### TEXT BLOCK
# what bsd compilation is best for desktop pc update in 2021 ?



## senenmut (Oct 16, 2021)

Hello ,

simple update.
the reason for my question is to receive some opinions what compilation of bsd is actual the best in 2021.
i know GHOSTBSD and that is the best from my actual knowledge.
freebsd is the best indeed , however in this posting i ask for a extended version with full gui and "desktop style" configuration in form
of a .ISO for operating system installation , based on berkleys BSD. the one for absolute enduser with no knowledge in computer.
is it still GHOST ?

SM


----------



## eternal_noob (Oct 16, 2021)

I think the most complete BSD derivate nowadays is macOS.
Other than that FreeBSD is easy enough to install a desktop in no time.


----------



## zirias@ (Oct 16, 2021)

This is very opinionated, but I'd indeed assume so. At least, when suggesting portability fixes for emulators/emu64 upstream, I recommended ghostbsd to the upstream author (asking me a similar question), so he can test himself, and he was successful pretty quickly.

Still, I prefer "vanilla" FreeBSD. Installing and configuring some packages is a piece of cake, once you know the system.


----------



## bsduck (Oct 16, 2021)

senenmut said:


> the one for absolute enduser with no knowledge in computer.


GhostBSD is for sure still a valid option.

NomadBSD may be worth a try too (never tried myself). It was first designed as a system to put on a USB stick and carry around, but as far as I know it can be installed on a local disk just as fine.

### WHAT TO WORK ON
a) In the BSD desktop thread, retype the passage that begins at the words "# what bsd compilation" and stops after the words "still GHOST ?".
b) According to the BSD desktop thread, what was NomadBSD first designed as?
c) Carry on the BSD desktop thread from the end of its last post.

### RAW RECORDS
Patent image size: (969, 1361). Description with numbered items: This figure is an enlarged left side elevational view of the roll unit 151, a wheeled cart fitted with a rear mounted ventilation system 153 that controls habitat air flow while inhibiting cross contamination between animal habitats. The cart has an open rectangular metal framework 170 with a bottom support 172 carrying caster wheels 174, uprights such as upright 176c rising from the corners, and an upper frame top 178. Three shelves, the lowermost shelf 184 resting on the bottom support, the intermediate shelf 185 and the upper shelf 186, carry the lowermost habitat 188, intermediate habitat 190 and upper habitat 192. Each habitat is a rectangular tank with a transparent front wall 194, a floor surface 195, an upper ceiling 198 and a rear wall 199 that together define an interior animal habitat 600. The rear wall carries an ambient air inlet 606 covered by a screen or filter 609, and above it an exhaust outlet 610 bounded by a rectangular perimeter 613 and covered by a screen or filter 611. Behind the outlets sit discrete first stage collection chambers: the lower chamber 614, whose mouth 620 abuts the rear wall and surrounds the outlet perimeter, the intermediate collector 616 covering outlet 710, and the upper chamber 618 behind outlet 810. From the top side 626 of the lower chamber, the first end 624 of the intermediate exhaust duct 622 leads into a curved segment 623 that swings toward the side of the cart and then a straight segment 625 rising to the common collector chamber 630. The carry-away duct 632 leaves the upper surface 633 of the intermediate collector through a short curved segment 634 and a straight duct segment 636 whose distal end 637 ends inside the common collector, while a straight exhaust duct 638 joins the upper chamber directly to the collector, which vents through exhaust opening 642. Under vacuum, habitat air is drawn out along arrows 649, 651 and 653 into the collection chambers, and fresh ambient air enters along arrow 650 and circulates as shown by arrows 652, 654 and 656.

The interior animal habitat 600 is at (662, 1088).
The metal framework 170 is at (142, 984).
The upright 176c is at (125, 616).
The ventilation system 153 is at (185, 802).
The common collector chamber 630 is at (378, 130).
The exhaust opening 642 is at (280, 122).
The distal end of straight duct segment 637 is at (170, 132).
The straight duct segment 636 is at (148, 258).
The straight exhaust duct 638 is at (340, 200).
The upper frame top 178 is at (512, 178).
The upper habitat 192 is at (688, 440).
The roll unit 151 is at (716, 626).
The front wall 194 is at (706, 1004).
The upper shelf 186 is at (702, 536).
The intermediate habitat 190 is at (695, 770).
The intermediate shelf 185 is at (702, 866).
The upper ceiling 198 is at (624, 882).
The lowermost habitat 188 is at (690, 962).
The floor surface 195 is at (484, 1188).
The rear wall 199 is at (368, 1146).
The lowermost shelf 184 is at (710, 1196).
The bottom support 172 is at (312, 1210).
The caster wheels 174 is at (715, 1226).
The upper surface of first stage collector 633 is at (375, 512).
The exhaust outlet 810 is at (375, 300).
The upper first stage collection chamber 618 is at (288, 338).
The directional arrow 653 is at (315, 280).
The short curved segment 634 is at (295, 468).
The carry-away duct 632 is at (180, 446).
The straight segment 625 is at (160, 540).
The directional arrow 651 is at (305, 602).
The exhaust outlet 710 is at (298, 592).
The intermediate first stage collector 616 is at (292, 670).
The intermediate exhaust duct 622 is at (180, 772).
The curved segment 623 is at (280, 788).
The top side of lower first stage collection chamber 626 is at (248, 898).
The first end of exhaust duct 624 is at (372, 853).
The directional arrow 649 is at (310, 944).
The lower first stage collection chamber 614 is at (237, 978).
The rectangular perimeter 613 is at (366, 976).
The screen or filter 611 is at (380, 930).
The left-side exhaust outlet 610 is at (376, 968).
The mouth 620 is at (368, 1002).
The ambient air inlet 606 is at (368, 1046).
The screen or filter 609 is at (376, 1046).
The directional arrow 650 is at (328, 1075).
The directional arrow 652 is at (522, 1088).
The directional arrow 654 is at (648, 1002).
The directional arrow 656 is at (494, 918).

### ANSWERS PER TASK
a)
# what bsd compilation is best for desktop pc update in 2021 ?



## senenmut (Oct 16, 2021)

Hello ,

simple update.
the reason for my question is to receive some opinions what compilation of bsd is actual the best in 2021.
i know GHOSTBSD and that is the best from my actual knowledge.
freebsd is the best indeed , however in this posting i ask for a extended version with full gui and "desktop style" configuration in form
of a .ISO for operating system installation , based on berkleys BSD. the one for absolute enduser with no knowledge in computer.
is it still GHOST ?

b) A system to put on a USB stick and carry around.

c)
----------



## shkhln (Oct 16, 2021)

2-clause is the most popular BSD, I think.



senenmut said:


> enduser with no knowledge in computer.


…should be subjected to compulsory education.


----------



## senenmut (Oct 16, 2021)

thank you. ghost and nomad. yeah , they are still on the top. become greater.


----------



## zirias@ (Oct 16, 2021)

Sorry, but "still on top" is (for example) FreeBSD: a general-purpose OS and a large project with many members and contributors, so you can pretty much take for granted it's still developed and maintained 5 or 10 years from now. And seriously, to be really happy with your desktop system, you'll have to learn how it works sooner or later anyways. So why not just do it upfront?


----------



## drhowarddrfine (Oct 16, 2021)

Mine is the best. Not that other guy's. Though whathisname's is pretty good but Joe Blow's sucks.

That summarizes all of them.

Every "compilation" is FreeBSD with someone's personal preferences. So make up your own personal preference and that one is the best. No one else's personal preferences are best for you.


----------



## Beastie7 (Oct 17, 2021)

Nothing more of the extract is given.